- _Exercise inputs_
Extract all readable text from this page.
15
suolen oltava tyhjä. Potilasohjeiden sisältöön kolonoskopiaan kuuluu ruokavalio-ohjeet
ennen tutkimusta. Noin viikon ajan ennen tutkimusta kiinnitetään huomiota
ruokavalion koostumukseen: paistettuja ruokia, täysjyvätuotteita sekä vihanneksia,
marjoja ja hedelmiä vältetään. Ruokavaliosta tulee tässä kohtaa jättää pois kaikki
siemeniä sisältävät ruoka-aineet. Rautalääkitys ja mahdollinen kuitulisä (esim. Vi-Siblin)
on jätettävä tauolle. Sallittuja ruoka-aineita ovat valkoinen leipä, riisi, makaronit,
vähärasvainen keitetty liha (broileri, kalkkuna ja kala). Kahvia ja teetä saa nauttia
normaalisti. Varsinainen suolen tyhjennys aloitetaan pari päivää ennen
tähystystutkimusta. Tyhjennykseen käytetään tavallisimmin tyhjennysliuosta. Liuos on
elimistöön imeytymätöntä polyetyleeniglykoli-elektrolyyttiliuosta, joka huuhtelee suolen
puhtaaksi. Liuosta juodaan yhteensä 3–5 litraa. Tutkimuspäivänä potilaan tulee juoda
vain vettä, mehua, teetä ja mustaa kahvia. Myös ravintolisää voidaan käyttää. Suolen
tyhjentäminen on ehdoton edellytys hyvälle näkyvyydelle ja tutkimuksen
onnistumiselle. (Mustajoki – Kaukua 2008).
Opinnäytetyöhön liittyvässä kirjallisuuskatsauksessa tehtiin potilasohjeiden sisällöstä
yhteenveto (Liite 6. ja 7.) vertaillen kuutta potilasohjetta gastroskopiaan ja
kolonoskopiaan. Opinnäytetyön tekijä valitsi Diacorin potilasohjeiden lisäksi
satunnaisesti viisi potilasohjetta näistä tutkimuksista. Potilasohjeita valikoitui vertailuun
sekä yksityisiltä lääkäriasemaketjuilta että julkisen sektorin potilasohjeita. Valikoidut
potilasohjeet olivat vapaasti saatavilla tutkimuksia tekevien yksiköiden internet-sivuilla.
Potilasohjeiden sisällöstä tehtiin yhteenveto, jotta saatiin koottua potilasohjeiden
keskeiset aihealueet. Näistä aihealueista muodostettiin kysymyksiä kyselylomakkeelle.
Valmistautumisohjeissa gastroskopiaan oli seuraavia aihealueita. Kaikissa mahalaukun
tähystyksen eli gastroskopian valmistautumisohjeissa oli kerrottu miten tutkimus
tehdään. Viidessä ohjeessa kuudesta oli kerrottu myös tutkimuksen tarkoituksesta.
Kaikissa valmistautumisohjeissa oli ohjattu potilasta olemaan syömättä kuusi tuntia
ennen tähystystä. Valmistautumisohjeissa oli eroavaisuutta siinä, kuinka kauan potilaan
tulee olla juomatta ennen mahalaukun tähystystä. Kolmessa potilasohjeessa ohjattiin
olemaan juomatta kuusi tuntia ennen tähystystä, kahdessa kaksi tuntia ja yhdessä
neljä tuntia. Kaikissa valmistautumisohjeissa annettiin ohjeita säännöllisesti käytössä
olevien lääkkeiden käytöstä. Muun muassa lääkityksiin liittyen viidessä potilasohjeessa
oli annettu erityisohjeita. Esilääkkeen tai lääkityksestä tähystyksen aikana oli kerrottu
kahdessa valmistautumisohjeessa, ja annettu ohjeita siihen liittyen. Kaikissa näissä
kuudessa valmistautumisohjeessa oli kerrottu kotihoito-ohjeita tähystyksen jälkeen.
==
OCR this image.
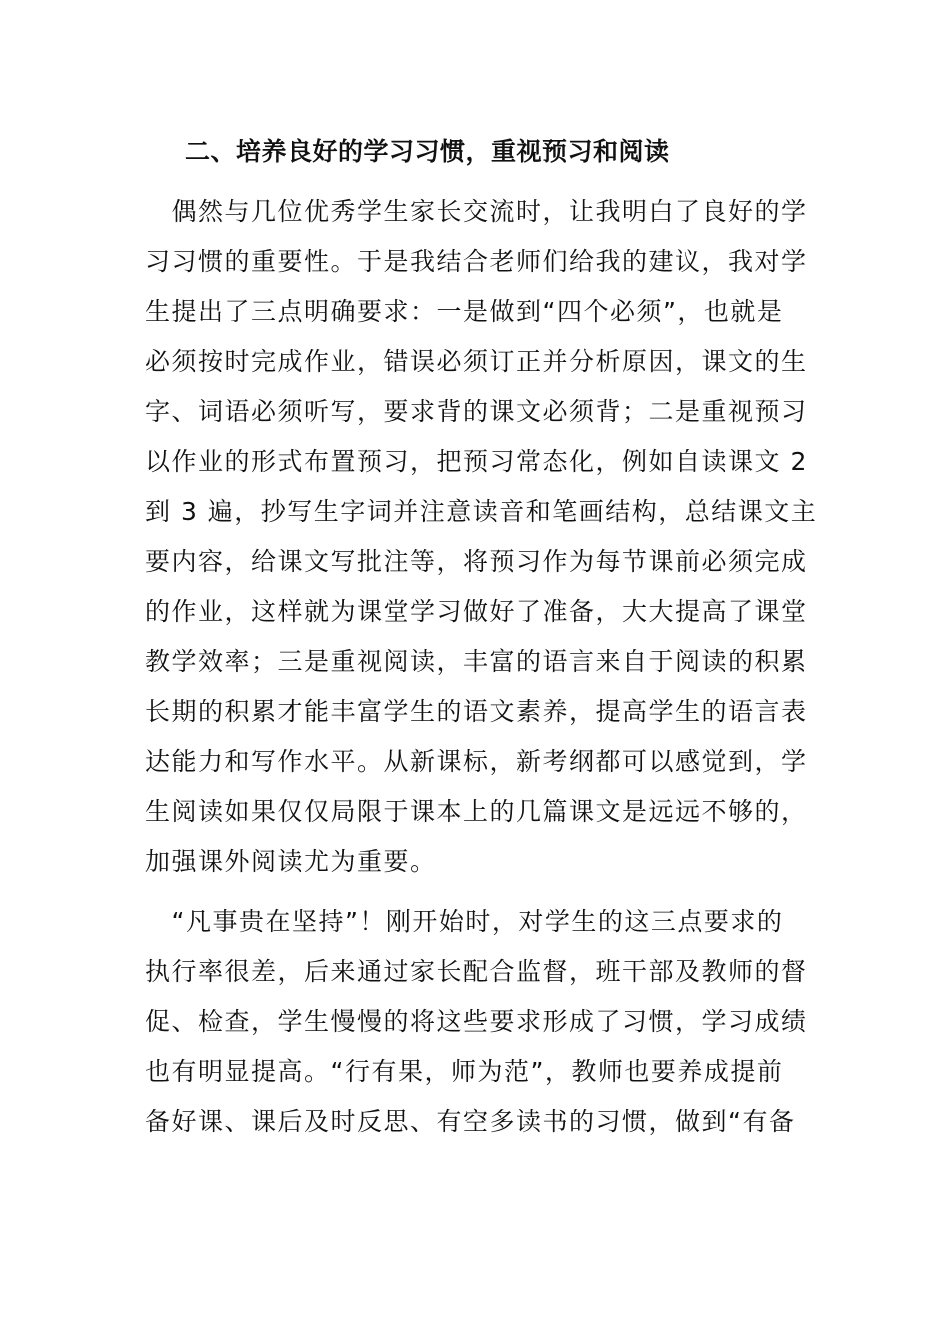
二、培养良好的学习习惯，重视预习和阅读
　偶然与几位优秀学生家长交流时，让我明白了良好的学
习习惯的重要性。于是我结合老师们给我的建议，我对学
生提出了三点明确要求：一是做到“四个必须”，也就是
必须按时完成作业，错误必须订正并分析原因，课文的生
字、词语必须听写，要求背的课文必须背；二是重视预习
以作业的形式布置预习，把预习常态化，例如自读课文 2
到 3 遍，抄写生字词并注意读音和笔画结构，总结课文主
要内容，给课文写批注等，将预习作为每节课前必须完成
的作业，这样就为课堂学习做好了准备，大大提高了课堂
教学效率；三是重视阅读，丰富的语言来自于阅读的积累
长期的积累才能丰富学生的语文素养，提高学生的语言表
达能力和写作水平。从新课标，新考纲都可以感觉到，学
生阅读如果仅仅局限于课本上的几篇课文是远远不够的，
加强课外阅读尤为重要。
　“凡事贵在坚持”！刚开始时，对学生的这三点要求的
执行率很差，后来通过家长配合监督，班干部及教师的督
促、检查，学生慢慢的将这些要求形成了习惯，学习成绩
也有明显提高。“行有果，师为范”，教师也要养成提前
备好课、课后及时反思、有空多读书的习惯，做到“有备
---
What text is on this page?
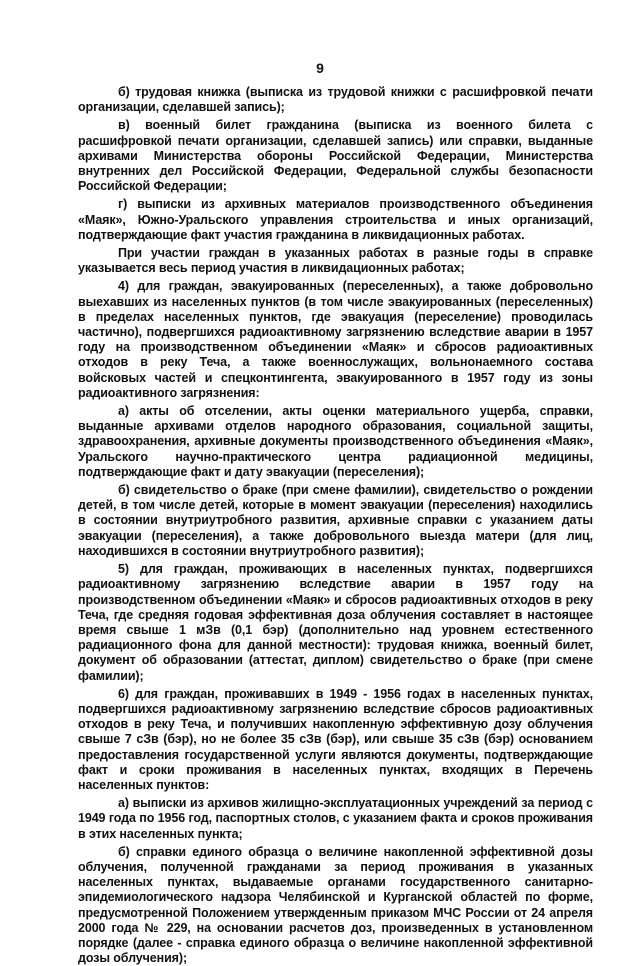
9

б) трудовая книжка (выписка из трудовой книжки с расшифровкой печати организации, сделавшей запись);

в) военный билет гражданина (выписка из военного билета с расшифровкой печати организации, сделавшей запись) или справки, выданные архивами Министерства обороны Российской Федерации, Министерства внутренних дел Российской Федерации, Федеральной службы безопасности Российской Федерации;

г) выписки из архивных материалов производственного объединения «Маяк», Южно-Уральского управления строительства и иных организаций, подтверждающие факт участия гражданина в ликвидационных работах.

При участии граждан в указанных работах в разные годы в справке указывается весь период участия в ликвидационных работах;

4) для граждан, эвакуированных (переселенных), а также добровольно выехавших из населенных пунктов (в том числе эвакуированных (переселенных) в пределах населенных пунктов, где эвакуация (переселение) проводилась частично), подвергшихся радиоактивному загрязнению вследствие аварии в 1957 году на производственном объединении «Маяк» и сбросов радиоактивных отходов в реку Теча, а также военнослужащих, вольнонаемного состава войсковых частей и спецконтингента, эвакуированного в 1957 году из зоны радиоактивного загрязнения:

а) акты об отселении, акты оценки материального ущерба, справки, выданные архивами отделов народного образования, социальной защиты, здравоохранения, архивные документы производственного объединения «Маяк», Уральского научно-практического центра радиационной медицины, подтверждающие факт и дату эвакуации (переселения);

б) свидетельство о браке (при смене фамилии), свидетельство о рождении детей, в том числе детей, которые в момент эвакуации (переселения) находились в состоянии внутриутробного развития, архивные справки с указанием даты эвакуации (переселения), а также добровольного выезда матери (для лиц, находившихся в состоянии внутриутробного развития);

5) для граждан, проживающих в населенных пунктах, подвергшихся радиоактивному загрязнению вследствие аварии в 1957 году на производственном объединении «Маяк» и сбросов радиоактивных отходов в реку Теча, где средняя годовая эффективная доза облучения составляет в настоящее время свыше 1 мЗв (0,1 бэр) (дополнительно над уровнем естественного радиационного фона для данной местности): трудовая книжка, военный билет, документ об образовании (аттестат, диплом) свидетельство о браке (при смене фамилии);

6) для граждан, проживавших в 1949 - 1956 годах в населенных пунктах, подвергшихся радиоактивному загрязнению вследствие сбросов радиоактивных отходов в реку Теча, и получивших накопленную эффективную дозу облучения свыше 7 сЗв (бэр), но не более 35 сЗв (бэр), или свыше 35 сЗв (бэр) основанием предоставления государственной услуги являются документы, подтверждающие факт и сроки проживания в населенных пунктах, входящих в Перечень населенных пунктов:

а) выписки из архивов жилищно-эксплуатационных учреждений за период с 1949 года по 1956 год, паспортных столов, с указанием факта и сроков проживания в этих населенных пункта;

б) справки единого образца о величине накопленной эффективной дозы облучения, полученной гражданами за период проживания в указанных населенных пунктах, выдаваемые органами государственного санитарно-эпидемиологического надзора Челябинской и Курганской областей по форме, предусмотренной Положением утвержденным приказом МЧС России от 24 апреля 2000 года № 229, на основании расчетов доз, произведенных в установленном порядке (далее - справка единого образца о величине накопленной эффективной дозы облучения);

- _Task requirements_
For this exercise, gather every line of the data that contains the word "gastroskopiaan".

- _Worked solution_
yhteenveto (Liite 6. ja 7.) vertaillen kuutta potilasohjetta gastroskopiaan ja
Valmistautumisohjeissa gastroskopiaan oli seuraavia aihealueita. Kaikissa mahalaukun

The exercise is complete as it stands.